■ **Exercise**: Reproduce the complete listing without any deviation.

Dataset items
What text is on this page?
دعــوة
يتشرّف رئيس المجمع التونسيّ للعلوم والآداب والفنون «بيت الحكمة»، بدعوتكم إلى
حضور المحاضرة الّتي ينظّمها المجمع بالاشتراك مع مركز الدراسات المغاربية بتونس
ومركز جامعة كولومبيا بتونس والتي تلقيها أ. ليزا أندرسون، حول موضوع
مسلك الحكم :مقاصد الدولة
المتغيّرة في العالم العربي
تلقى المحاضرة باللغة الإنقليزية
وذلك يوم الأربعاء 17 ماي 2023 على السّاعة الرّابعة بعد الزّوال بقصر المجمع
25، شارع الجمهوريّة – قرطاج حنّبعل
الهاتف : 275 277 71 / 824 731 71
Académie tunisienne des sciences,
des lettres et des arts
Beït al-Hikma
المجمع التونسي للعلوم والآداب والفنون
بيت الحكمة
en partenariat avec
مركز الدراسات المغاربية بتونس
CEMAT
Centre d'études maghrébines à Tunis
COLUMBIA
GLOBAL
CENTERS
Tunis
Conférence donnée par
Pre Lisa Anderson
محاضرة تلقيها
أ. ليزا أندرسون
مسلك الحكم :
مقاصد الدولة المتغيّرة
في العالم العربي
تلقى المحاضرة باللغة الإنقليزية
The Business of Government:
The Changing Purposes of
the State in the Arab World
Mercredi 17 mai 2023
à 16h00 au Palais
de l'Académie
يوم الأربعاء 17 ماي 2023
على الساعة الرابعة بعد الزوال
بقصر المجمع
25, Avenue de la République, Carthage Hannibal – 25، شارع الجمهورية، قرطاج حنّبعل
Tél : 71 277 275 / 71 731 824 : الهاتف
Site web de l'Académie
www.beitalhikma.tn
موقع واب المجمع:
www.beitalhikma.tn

■ **Solution below**:
What text is on this page?
دعــوة
يتشرّف رئيس المجمع التونسيّ للعلوم والآداب والفنون «بيت الحكمة»، بدعوتكم إلى
حضور المحاضرة الّتي ينظّمها المجمع بالاشتراك مع مركز الدراسات المغاربية بتونس
ومركز جامعة كولومبيا بتونس والتي تلقيها أ. ليزا أندرسون، حول موضوع
مسلك الحكم :مقاصد الدولة
المتغيّرة في العالم العربي
تلقى المحاضرة باللغة الإنقليزية
وذلك يوم الأربعاء 17 ماي 2023 على السّاعة الرّابعة بعد الزّوال بقصر المجمع
25، شارع الجمهوريّة – قرطاج حنّبعل
الهاتف : 275 277 71 / 824 731 71
Académie tunisienne des sciences,
des lettres et des arts
Beït al-Hikma
المجمع التونسي للعلوم والآداب والفنون
بيت الحكمة
en partenariat avec
مركز الدراسات المغاربية بتونس
CEMAT
Centre d'études maghrébines à Tunis
COLUMBIA
GLOBAL
CENTERS
Tunis
Conférence donnée par
Pre Lisa Anderson
محاضرة تلقيها
أ. ليزا أندرسون
مسلك الحكم :
مقاصد الدولة المتغيّرة
في العالم العربي
تلقى المحاضرة باللغة الإنقليزية
The Business of Government:
The Changing Purposes of
the State in the Arab World
Mercredi 17 mai 2023
à 16h00 au Palais
de l'Académie
يوم الأربعاء 17 ماي 2023
على الساعة الرابعة بعد الزوال
بقصر المجمع
25, Avenue de la République, Carthage Hannibal – 25، شارع الجمهورية، قرطاج حنّبعل
Tél : 71 277 275 / 71 731 824 : الهاتف
Site web de l'Académie
www.beitalhikma.tn
موقع واب المجمع:
www.beitalhikma.tn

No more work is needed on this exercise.